§ **EXERCISE DATA**
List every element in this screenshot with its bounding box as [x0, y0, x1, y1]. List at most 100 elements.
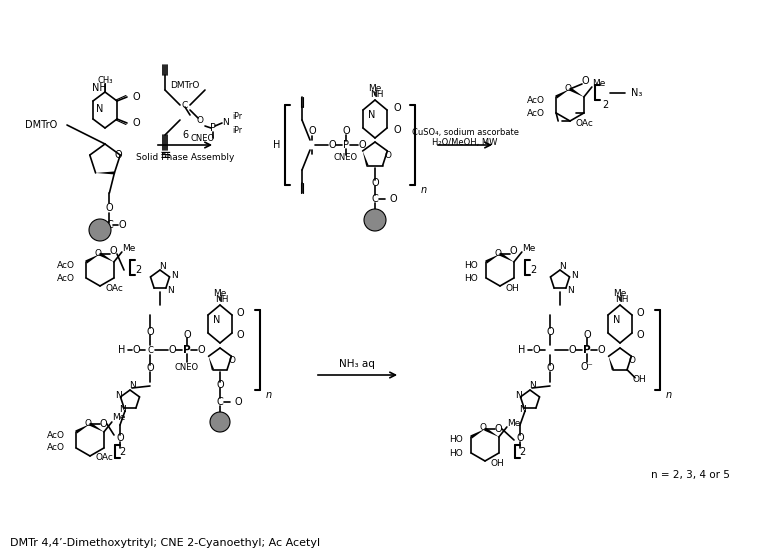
Text: Me: Me [613, 288, 627, 297]
Circle shape [210, 412, 230, 432]
Text: N: N [171, 270, 177, 279]
Text: NH: NH [370, 90, 384, 99]
Text: OH: OH [505, 283, 518, 292]
Polygon shape [485, 254, 500, 264]
Text: P: P [210, 123, 216, 133]
Text: O: O [216, 380, 224, 390]
Text: O: O [99, 419, 107, 429]
Text: n: n [266, 390, 272, 400]
Text: O: O [309, 126, 316, 136]
Text: CNEO: CNEO [191, 133, 215, 142]
Text: AcO: AcO [57, 273, 75, 282]
Text: OAc: OAc [575, 119, 593, 128]
Text: O: O [236, 308, 244, 318]
Text: C: C [371, 194, 378, 204]
Text: O: O [196, 115, 203, 124]
Text: P: P [183, 345, 191, 355]
Text: ≡: ≡ [159, 148, 171, 162]
Text: O: O [628, 356, 635, 365]
Text: H: H [118, 345, 126, 355]
Text: O: O [494, 424, 502, 434]
Text: O: O [547, 327, 554, 337]
Text: OAc: OAc [105, 283, 123, 292]
Text: CNEO: CNEO [175, 362, 199, 371]
Text: N: N [559, 262, 565, 270]
Text: O: O [393, 103, 401, 113]
Text: OH: OH [490, 459, 504, 468]
Text: P: P [583, 345, 590, 355]
Text: N: N [567, 286, 573, 295]
Text: C: C [147, 346, 153, 354]
Text: DMTrO: DMTrO [25, 120, 57, 130]
Text: O: O [114, 150, 122, 160]
Text: O: O [393, 125, 401, 135]
Text: O: O [168, 345, 176, 355]
Text: Me: Me [122, 244, 136, 253]
Text: H: H [273, 140, 280, 150]
Circle shape [364, 209, 386, 231]
Text: N: N [96, 104, 104, 114]
Text: N: N [114, 390, 121, 399]
Text: OH: OH [632, 375, 646, 384]
Text: O: O [480, 423, 487, 432]
Text: DMTrO: DMTrO [171, 81, 199, 90]
Text: Me: Me [507, 418, 521, 427]
Text: Me: Me [522, 244, 535, 253]
Text: O: O [116, 433, 124, 443]
Text: Solid Phase Assembly: Solid Phase Assembly [136, 152, 234, 161]
Text: Me: Me [592, 78, 606, 87]
Text: NH: NH [92, 83, 106, 93]
Polygon shape [499, 253, 514, 262]
Polygon shape [556, 89, 570, 99]
Text: N: N [515, 390, 522, 399]
Text: iPr: iPr [232, 111, 242, 120]
Polygon shape [609, 356, 614, 370]
Text: AcO: AcO [47, 444, 65, 452]
Text: O: O [234, 397, 242, 407]
Polygon shape [89, 422, 104, 432]
Text: O: O [516, 433, 524, 443]
Text: 2: 2 [602, 100, 608, 110]
Polygon shape [208, 356, 215, 370]
Text: O: O [105, 203, 113, 213]
Polygon shape [484, 427, 499, 437]
Text: P: P [343, 140, 349, 150]
Text: N: N [129, 381, 136, 390]
Text: AcO: AcO [527, 109, 545, 118]
Text: O: O [146, 363, 154, 373]
Text: CNEO: CNEO [334, 152, 358, 161]
Text: N: N [167, 286, 174, 295]
Text: iPr: iPr [232, 125, 242, 134]
Text: Me: Me [213, 288, 227, 297]
Text: O: O [84, 418, 92, 427]
Text: O: O [583, 330, 590, 340]
Text: CH₃: CH₃ [97, 76, 113, 85]
Text: O: O [95, 249, 102, 258]
Text: n: n [666, 390, 672, 400]
Polygon shape [85, 254, 100, 264]
Polygon shape [362, 151, 368, 166]
Text: 2: 2 [119, 447, 125, 457]
Text: O: O [132, 92, 139, 102]
Text: O: O [532, 345, 540, 355]
Text: O: O [636, 330, 644, 340]
Text: O: O [342, 126, 349, 136]
Circle shape [89, 219, 111, 241]
Text: O: O [109, 246, 117, 256]
Text: O: O [509, 246, 517, 256]
Text: O: O [389, 194, 396, 204]
Text: C: C [182, 100, 188, 110]
Text: O⁻: O⁻ [581, 362, 594, 372]
Text: OAc: OAc [95, 454, 113, 463]
Text: O: O [547, 363, 554, 373]
Text: C: C [106, 220, 113, 230]
Text: N: N [213, 315, 221, 325]
Text: Me: Me [112, 413, 125, 422]
Text: N: N [518, 405, 525, 414]
Text: O: O [146, 327, 154, 337]
Text: O: O [565, 83, 572, 92]
Text: O: O [236, 330, 244, 340]
Text: NH₃ aq: NH₃ aq [339, 359, 375, 369]
Text: N: N [571, 270, 578, 279]
Text: O: O [118, 220, 127, 230]
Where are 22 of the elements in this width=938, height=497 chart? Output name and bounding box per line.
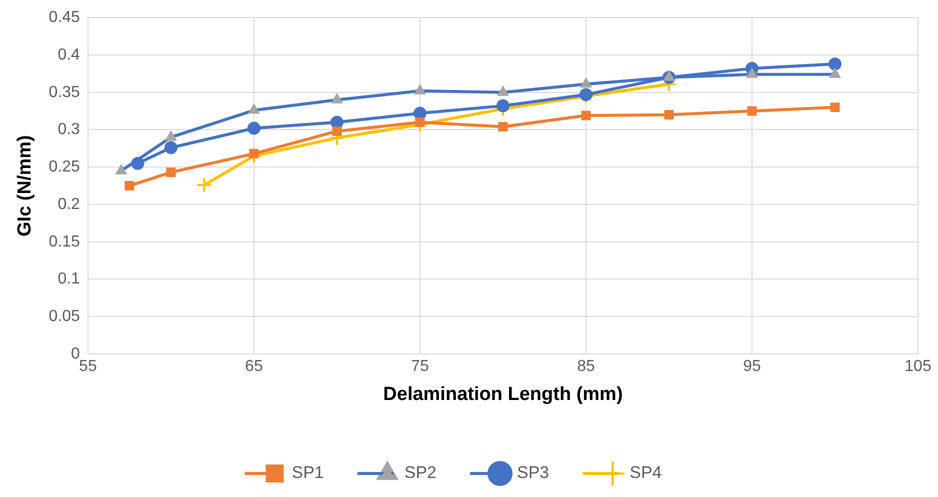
x-tick-label: 65: [245, 358, 263, 376]
y-tick-label: 0.1: [58, 270, 80, 288]
x-tick-label: 75: [411, 358, 429, 376]
y-tick-label: 0.3: [58, 121, 80, 138]
y-tick-label: 0.35: [48, 84, 80, 101]
legend-label: SP2: [404, 463, 437, 482]
y-tick-label: 0.45: [48, 9, 80, 26]
x-tick-label: 55: [79, 358, 97, 376]
y-tick-label: 0.4: [58, 46, 80, 64]
y-tick-label: 0.2: [58, 196, 80, 213]
legend-label: SP3: [517, 463, 550, 482]
x-tick-label: 85: [577, 358, 595, 376]
x-tick-label: 95: [743, 358, 761, 376]
legend-label: SP1: [292, 463, 324, 482]
y-tick-label: 0.15: [48, 233, 80, 250]
y-tick-label: 0.05: [48, 308, 80, 326]
x-tick-label: 105: [904, 358, 932, 376]
y-axis-title: GIc (N/mm): [14, 135, 36, 236]
legend-label: SP4: [630, 463, 662, 482]
y-tick-label: 0.25: [48, 158, 80, 176]
y-tick-label: 0: [71, 345, 80, 362]
x-axis-title: Delamination Length (mm): [383, 384, 623, 405]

§ **WORK TO BE COMPLETED**
Return the full listing above verbatim, from its first line to its last, omitting the pictures.

§ **SOLUTION TO THE PROBLEM**
List every element in this screenshot with its bounding box as [x0, y0, x1, y1]. List at most 100 elements.
Text: Me: Me [613, 288, 627, 297]
Circle shape [210, 412, 230, 432]
Text: N: N [171, 270, 177, 279]
Text: NH: NH [370, 90, 384, 99]
Text: OH: OH [505, 283, 518, 292]
Polygon shape [485, 254, 500, 264]
Text: P: P [210, 123, 216, 133]
Text: O: O [216, 380, 224, 390]
Text: O: O [99, 419, 107, 429]
Text: n: n [266, 390, 272, 400]
Text: O: O [309, 126, 316, 136]
Text: CNEO: CNEO [191, 133, 215, 142]
Text: AcO: AcO [57, 273, 75, 282]
Text: OAc: OAc [575, 119, 593, 128]
Text: O: O [236, 308, 244, 318]
Text: C: C [371, 194, 378, 204]
Text: O: O [196, 115, 203, 124]
Text: P: P [183, 345, 191, 355]
Text: ≡: ≡ [159, 148, 171, 162]
Text: O: O [628, 356, 635, 365]
Text: H: H [118, 345, 126, 355]
Text: O: O [494, 424, 502, 434]
Text: O: O [547, 327, 554, 337]
Text: OAc: OAc [105, 283, 123, 292]
Text: CNEO: CNEO [175, 362, 199, 371]
Text: N: N [559, 262, 565, 270]
Text: O: O [393, 103, 401, 113]
Text: OH: OH [490, 459, 504, 468]
Text: P: P [583, 345, 590, 355]
Text: N: N [567, 286, 573, 295]
Text: C: C [147, 346, 153, 354]
Text: DMTrO: DMTrO [25, 120, 57, 130]
Text: O: O [114, 150, 122, 160]
Text: O: O [393, 125, 401, 135]
Text: O: O [168, 345, 176, 355]
Text: Me: Me [122, 244, 136, 253]
Text: H: H [273, 140, 280, 150]
Circle shape [364, 209, 386, 231]
Text: N: N [96, 104, 104, 114]
Text: N: N [114, 390, 121, 399]
Text: OH: OH [632, 375, 646, 384]
Text: O: O [480, 423, 487, 432]
Text: DMTrO: DMTrO [171, 81, 199, 90]
Text: Me: Me [507, 418, 521, 427]
Text: Me: Me [522, 244, 535, 253]
Text: O: O [116, 433, 124, 443]
Text: Solid Phase Assembly: Solid Phase Assembly [136, 152, 234, 161]
Text: Me: Me [592, 78, 606, 87]
Text: NH: NH [92, 83, 106, 93]
Polygon shape [499, 253, 514, 262]
Polygon shape [556, 89, 570, 99]
Text: N: N [515, 390, 522, 399]
Text: iPr: iPr [232, 111, 242, 120]
Polygon shape [609, 356, 614, 370]
Text: AcO: AcO [47, 444, 65, 452]
Text: O: O [234, 397, 242, 407]
Polygon shape [89, 422, 104, 432]
Text: O: O [516, 433, 524, 443]
Text: 2: 2 [602, 100, 608, 110]
Polygon shape [208, 356, 215, 370]
Text: O: O [105, 203, 113, 213]
Polygon shape [484, 427, 499, 437]
Text: P: P [343, 140, 349, 150]
Text: N: N [129, 381, 136, 390]
Text: AcO: AcO [527, 109, 545, 118]
Text: O: O [146, 363, 154, 373]
Text: CNEO: CNEO [334, 152, 358, 161]
Text: N: N [167, 286, 174, 295]
Text: iPr: iPr [232, 125, 242, 134]
Text: Me: Me [213, 288, 227, 297]
Text: O: O [84, 418, 92, 427]
Text: O: O [583, 330, 590, 340]
Text: CH₃: CH₃ [97, 76, 113, 85]
Text: O: O [95, 249, 102, 258]
Text: n: n [666, 390, 672, 400]
Polygon shape [85, 254, 100, 264]
Polygon shape [362, 151, 368, 166]
Text: 2: 2 [119, 447, 125, 457]
Text: O: O [132, 92, 139, 102]
Text: O: O [532, 345, 540, 355]
Text: O: O [636, 330, 644, 340]
Text: O: O [342, 126, 349, 136]
Circle shape [89, 219, 111, 241]
Text: O: O [109, 246, 117, 256]
Text: O: O [509, 246, 517, 256]
Text: O: O [389, 194, 396, 204]
Text: C: C [182, 100, 188, 110]
Text: O⁻: O⁻ [581, 362, 594, 372]
Text: OAc: OAc [95, 454, 113, 463]
Text: O: O [547, 363, 554, 373]
Text: C: C [106, 220, 113, 230]
Text: N: N [213, 315, 221, 325]
Text: Me: Me [112, 413, 125, 422]
Text: N: N [518, 405, 525, 414]
Text: O: O [146, 327, 154, 337]
Text: O: O [565, 83, 572, 92]
Text: O: O [236, 330, 244, 340]
Text: NH₃ aq: NH₃ aq [339, 359, 375, 369]
Text: N: N [571, 270, 578, 279]
Text: O: O [118, 220, 127, 230]
Where are 22 of the elements in this width=938, height=497 chart? Output name and bounding box per line.
x-tick-label: 65: [245, 358, 263, 376]
y-tick-label: 0.1: [58, 270, 80, 288]
x-tick-label: 75: [411, 358, 429, 376]
y-tick-label: 0.3: [58, 121, 80, 138]
y-tick-label: 0.35: [48, 84, 80, 101]
legend-label: SP2: [404, 463, 437, 482]
y-tick-label: 0.45: [48, 9, 80, 26]
x-tick-label: 55: [79, 358, 97, 376]
y-tick-label: 0.4: [58, 46, 80, 64]
y-tick-label: 0.2: [58, 196, 80, 213]
legend-label: SP3: [517, 463, 550, 482]
x-tick-label: 85: [577, 358, 595, 376]
x-tick-label: 95: [743, 358, 761, 376]
legend-label: SP1: [292, 463, 324, 482]
y-tick-label: 0.15: [48, 233, 80, 250]
y-tick-label: 0.05: [48, 308, 80, 326]
x-tick-label: 105: [904, 358, 932, 376]
y-axis-title: GIc (N/mm): [14, 135, 36, 236]
legend-label: SP4: [630, 463, 662, 482]
y-tick-label: 0.25: [48, 158, 80, 176]
y-tick-label: 0: [71, 345, 80, 362]
x-axis-title: Delamination Length (mm): [383, 384, 623, 405]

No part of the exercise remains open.